- [Aim]
From the entries below, copy every line holding the word "births".

- [Dataset entries]
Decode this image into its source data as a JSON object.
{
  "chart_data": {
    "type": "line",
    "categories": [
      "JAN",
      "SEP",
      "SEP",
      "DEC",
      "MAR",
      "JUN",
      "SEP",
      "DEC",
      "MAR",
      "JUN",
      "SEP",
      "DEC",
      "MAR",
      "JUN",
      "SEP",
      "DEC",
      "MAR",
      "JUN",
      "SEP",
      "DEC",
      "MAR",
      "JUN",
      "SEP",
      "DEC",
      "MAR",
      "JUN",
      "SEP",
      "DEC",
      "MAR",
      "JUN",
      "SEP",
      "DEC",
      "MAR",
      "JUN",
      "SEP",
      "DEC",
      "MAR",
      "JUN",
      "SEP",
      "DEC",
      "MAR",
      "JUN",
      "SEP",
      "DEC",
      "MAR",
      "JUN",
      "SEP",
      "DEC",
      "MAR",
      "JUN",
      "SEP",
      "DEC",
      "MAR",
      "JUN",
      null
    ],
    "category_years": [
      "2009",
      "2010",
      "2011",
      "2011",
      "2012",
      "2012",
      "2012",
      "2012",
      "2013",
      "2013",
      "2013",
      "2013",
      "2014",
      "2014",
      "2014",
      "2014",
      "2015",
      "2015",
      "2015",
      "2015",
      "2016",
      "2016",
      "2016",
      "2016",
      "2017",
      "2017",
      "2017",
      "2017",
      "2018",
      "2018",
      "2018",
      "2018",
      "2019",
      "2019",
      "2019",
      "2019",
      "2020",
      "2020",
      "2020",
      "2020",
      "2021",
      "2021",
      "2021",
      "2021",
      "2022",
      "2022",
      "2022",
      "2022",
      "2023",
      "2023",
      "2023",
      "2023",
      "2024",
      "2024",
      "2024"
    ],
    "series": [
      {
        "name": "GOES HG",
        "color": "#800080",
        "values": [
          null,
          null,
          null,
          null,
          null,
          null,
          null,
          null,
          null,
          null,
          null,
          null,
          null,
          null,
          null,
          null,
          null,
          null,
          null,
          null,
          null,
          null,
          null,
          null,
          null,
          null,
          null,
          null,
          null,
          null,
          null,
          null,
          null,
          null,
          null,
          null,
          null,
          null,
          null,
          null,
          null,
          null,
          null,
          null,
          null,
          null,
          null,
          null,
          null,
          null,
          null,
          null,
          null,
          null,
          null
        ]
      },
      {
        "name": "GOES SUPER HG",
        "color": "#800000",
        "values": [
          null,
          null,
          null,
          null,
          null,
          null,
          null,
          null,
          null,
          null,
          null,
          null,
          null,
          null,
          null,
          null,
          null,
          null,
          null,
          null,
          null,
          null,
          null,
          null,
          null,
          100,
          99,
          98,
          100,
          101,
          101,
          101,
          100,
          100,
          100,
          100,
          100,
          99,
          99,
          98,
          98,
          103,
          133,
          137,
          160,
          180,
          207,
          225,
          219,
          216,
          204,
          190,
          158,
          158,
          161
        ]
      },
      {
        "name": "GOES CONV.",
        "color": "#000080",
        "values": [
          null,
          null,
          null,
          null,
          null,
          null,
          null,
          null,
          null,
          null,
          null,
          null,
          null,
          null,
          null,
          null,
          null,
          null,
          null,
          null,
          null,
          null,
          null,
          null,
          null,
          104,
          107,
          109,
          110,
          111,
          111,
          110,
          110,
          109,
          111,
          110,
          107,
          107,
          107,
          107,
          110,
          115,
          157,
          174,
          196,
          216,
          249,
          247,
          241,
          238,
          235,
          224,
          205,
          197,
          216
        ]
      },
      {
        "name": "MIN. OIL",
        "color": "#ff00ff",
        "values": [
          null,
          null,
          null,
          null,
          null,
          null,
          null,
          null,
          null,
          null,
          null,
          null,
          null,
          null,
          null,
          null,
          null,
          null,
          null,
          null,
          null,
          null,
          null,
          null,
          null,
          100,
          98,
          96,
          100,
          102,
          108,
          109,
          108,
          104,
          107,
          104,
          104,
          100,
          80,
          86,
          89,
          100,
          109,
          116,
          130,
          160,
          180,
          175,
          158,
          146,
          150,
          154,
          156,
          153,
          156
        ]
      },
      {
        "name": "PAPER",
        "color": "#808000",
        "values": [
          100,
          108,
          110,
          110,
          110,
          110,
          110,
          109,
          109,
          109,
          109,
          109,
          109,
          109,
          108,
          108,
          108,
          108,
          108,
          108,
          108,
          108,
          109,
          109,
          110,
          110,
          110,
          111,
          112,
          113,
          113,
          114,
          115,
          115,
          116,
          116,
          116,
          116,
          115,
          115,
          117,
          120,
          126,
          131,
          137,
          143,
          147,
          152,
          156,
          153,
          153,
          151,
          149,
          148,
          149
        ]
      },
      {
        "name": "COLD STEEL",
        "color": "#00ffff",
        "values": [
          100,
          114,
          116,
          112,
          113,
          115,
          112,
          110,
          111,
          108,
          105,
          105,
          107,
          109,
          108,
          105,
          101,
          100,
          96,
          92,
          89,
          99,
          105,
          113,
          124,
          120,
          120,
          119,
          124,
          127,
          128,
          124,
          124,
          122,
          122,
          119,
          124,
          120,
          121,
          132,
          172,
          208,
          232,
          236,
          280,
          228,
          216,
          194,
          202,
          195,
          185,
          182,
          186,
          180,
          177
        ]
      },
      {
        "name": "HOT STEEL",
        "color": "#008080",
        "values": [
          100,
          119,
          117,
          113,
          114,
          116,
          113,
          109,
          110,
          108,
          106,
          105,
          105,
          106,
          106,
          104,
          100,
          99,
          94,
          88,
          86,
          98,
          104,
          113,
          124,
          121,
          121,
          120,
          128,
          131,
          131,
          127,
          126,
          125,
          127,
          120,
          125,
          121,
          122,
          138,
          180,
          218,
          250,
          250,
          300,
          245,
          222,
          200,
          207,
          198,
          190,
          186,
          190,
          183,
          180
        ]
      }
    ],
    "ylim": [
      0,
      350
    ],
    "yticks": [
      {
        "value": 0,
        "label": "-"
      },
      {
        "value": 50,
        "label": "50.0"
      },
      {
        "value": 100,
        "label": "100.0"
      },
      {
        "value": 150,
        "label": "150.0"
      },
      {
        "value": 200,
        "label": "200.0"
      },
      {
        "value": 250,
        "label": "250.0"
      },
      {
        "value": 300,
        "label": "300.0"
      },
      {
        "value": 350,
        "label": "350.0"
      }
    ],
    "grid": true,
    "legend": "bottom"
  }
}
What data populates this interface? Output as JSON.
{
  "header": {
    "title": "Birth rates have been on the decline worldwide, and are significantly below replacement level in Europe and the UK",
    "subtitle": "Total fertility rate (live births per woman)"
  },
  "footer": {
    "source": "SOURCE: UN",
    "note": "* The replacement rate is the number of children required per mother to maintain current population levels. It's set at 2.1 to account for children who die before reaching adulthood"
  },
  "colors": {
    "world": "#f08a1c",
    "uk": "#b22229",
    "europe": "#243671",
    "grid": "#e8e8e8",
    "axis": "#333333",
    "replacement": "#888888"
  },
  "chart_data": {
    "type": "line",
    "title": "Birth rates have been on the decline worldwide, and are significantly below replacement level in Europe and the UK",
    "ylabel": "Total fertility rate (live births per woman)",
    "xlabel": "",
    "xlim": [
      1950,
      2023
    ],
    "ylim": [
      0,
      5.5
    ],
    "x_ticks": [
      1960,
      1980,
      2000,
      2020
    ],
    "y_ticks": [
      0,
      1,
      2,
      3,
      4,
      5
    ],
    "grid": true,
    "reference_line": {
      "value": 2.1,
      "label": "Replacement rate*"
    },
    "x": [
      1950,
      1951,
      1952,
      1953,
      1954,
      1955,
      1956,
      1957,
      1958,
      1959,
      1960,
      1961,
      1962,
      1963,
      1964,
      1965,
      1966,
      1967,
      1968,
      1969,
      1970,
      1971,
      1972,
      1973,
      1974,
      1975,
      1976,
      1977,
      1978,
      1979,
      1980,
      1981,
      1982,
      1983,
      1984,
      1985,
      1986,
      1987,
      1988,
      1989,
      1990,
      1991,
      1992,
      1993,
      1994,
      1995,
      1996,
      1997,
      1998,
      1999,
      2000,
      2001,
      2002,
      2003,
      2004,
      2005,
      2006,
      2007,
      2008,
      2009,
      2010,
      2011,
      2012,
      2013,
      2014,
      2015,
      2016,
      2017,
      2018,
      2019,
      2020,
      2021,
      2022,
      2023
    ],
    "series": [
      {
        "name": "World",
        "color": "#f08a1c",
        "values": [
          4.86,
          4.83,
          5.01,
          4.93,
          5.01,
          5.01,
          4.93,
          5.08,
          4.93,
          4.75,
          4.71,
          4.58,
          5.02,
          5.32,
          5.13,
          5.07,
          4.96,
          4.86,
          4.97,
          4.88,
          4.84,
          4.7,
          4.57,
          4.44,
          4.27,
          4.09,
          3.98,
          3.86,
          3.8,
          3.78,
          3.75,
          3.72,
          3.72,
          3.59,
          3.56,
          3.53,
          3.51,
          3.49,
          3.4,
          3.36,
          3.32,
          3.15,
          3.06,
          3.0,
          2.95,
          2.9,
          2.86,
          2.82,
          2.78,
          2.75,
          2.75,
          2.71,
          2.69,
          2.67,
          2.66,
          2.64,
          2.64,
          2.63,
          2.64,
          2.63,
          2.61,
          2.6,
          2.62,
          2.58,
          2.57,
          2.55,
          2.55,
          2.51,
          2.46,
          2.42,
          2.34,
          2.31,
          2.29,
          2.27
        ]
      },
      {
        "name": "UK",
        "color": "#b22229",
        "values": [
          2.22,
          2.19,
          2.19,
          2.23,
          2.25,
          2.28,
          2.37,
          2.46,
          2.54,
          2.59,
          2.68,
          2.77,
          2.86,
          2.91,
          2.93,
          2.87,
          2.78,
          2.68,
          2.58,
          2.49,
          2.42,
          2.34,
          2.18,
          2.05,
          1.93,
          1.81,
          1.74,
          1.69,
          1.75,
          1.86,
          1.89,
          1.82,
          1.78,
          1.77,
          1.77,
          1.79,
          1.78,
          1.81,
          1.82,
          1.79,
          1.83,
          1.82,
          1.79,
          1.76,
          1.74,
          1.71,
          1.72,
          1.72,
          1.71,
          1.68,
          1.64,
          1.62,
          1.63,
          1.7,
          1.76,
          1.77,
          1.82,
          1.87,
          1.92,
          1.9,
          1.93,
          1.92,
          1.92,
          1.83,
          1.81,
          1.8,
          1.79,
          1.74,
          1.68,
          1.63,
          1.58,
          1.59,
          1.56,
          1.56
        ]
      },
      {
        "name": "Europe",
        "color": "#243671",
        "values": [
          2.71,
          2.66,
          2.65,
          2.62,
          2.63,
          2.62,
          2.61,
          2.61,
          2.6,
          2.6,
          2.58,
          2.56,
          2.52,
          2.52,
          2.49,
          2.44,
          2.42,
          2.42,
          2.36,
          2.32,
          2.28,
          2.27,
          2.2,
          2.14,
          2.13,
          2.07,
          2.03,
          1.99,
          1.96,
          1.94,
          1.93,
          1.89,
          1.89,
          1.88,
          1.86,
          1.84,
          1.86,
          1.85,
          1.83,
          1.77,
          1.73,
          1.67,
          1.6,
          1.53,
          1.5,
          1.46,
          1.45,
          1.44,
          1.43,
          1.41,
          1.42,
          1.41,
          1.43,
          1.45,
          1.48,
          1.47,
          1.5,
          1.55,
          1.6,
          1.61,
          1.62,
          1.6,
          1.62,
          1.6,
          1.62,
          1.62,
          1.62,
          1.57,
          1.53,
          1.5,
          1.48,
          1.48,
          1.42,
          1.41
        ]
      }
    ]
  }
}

- [The answer]
    "subtitle": "Total fertility rate (live births per woman)"
    "ylabel": "Total fertility rate (live births per woman)",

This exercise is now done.